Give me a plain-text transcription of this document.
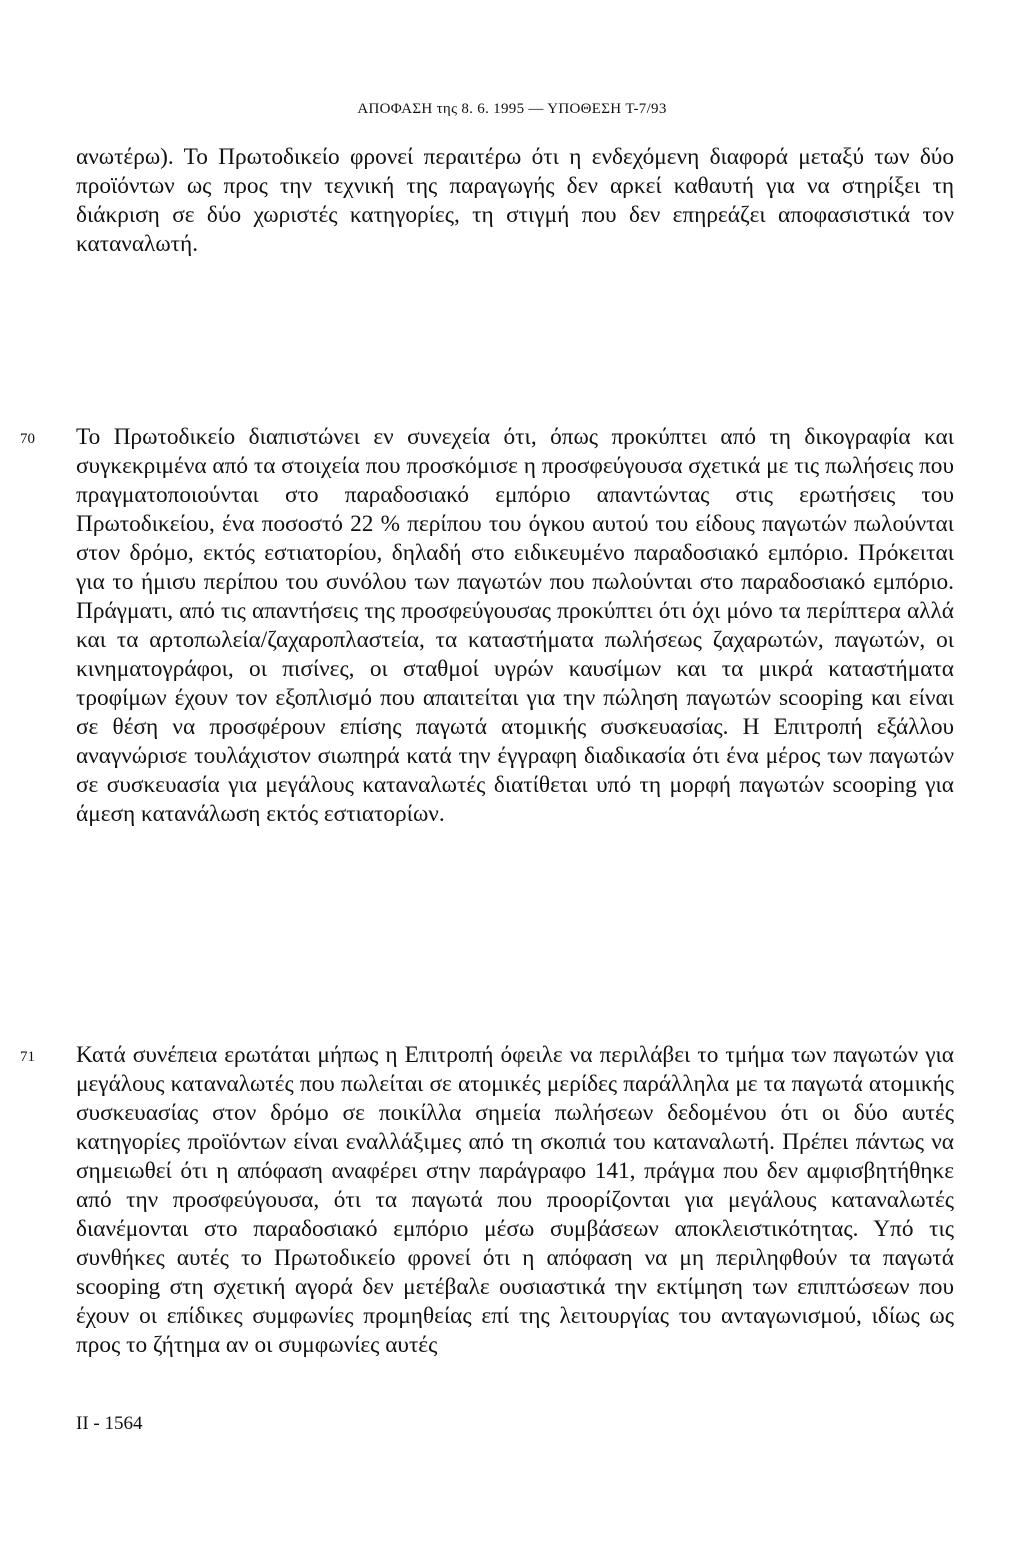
ΑΠΟΦΑΣΗ της 8. 6. 1995 — ΥΠΟΘΕΣΗ T-7/93

ανωτέρω). Το Πρωτοδικείο φρονεί περαιτέρω ότι η ενδεχόμενη διαφορά μεταξύ των δύο προϊόντων ως προς την τεχνική της παραγωγής δεν αρκεί καθαυτή για να στηρίξει τη διάκριση σε δύο χωριστές κατηγορίες, τη στιγμή που δεν επηρεάζει αποφασιστικά τον καταναλωτή.

70 Το Πρωτοδικείο διαπιστώνει εν συνεχεία ότι, όπως προκύπτει από τη δικογραφία και συγκεκριμένα από τα στοιχεία που προσκόμισε η προσφεύγουσα σχετικά με τις πωλήσεις που πραγματοποιούνται στο παραδοσιακό εμπόριο απαντώντας στις ερωτήσεις του Πρωτοδικείου, ένα ποσοστό 22 % περίπου του όγκου αυτού του είδους παγωτών πωλούνται στον δρόμο, εκτός εστιατορίου, δηλαδή στο ειδικευμένο παραδοσιακό εμπόριο. Πρόκειται για το ήμισυ περίπου του συνόλου των παγωτών που πωλούνται στο παραδοσιακό εμπόριο. Πράγματι, από τις απαντήσεις της προσφεύγουσας προκύπτει ότι όχι μόνο τα περίπτερα αλλά και τα αρτοπωλεία/ζαχαροπλαστεία, τα καταστήματα πωλήσεως ζαχαρωτών, παγωτών, οι κινηματογράφοι, οι πισίνες, οι σταθμοί υγρών καυσίμων και τα μικρά καταστήματα τροφίμων έχουν τον εξοπλισμό που απαιτείται για την πώληση παγωτών scooping και είναι σε θέση να προσφέρουν επίσης παγωτά ατομικής συσκευασίας. Η Επιτροπή εξάλλου αναγνώρισε τουλάχιστον σιωπηρά κατά την έγγραφη διαδικασία ότι ένα μέρος των παγωτών σε συσκευασία για μεγάλους καταναλωτές διατίθεται υπό τη μορφή παγωτών scooping για άμεση κατανάλωση εκτός εστιατορίων.

71 Κατά συνέπεια ερωτάται μήπως η Επιτροπή όφειλε να περιλάβει το τμήμα των παγωτών για μεγάλους καταναλωτές που πωλείται σε ατομικές μερίδες παράλληλα με τα παγωτά ατομικής συσκευασίας στον δρόμο σε ποικίλλα σημεία πωλήσεων δεδομένου ότι οι δύο αυτές κατηγορίες προϊόντων είναι εναλλάξιμες από τη σκοπιά του καταναλωτή. Πρέπει πάντως να σημειωθεί ότι η απόφαση αναφέρει στην παράγραφο 141, πράγμα που δεν αμφισβητήθηκε από την προσφεύγουσα, ότι τα παγωτά που προορίζονται για μεγάλους καταναλωτές διανέμονται στο παραδοσιακό εμπόριο μέσω συμβάσεων αποκλειστικότητας. Υπό τις συνθήκες αυτές το Πρωτοδικείο φρονεί ότι η απόφαση να μη περιληφθούν τα παγωτά scooping στη σχετική αγορά δεν μετέβαλε ουσιαστικά την εκτίμηση των επιπτώσεων που έχουν οι επίδικες συμφωνίες προμηθείας επί της λειτουργίας του ανταγωνισμού, ιδίως ως προς το ζήτημα αν οι συμφωνίες αυτές

II - 1564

──────────

> Brief
Locate all lines that include the word "προς" and copy them out.

> The solution
ανωτέρω). Το Πρωτοδικείο φρονεί περαιτέρω ότι η ενδεχόμενη διαφορά μεταξύ των δύο προϊόντων ως προς την τεχνική της παραγωγής δεν αρκεί καθαυτή για να στηρίξει τη διάκριση σε δύο χωριστές κατηγορίες, τη στιγμή που δεν επηρεάζει αποφασιστικά τον καταναλωτή.
71 Κατά συνέπεια ερωτάται μήπως η Επιτροπή όφειλε να περιλάβει το τμήμα των παγωτών για μεγάλους καταναλωτές που πωλείται σε ατομικές μερίδες παράλληλα με τα παγωτά ατομικής συσκευασίας στον δρόμο σε ποικίλλα σημεία πωλήσεων δεδομένου ότι οι δύο αυτές κατηγορίες προϊόντων είναι εναλλάξιμες από τη σκοπιά του καταναλωτή. Πρέπει πάντως να σημειωθεί ότι η απόφαση αναφέρει στην παράγραφο 141, πράγμα που δεν αμφισβητήθηκε από την προσφεύγουσα, ότι τα παγωτά που προορίζονται για μεγάλους καταναλωτές διανέμονται στο παραδοσιακό εμπόριο μέσω συμβάσεων αποκλειστικότητας. Υπό τις συνθήκες αυτές το Πρωτοδικείο φρονεί ότι η απόφαση να μη περιληφθούν τα παγωτά scooping στη σχετική αγορά δεν μετέβαλε ουσιαστικά την εκτίμηση των επιπτώσεων που έχουν οι επίδικες συμφωνίες προμηθείας επί της λειτουργίας του ανταγωνισμού, ιδίως ως προς το ζήτημα αν οι συμφωνίες αυτές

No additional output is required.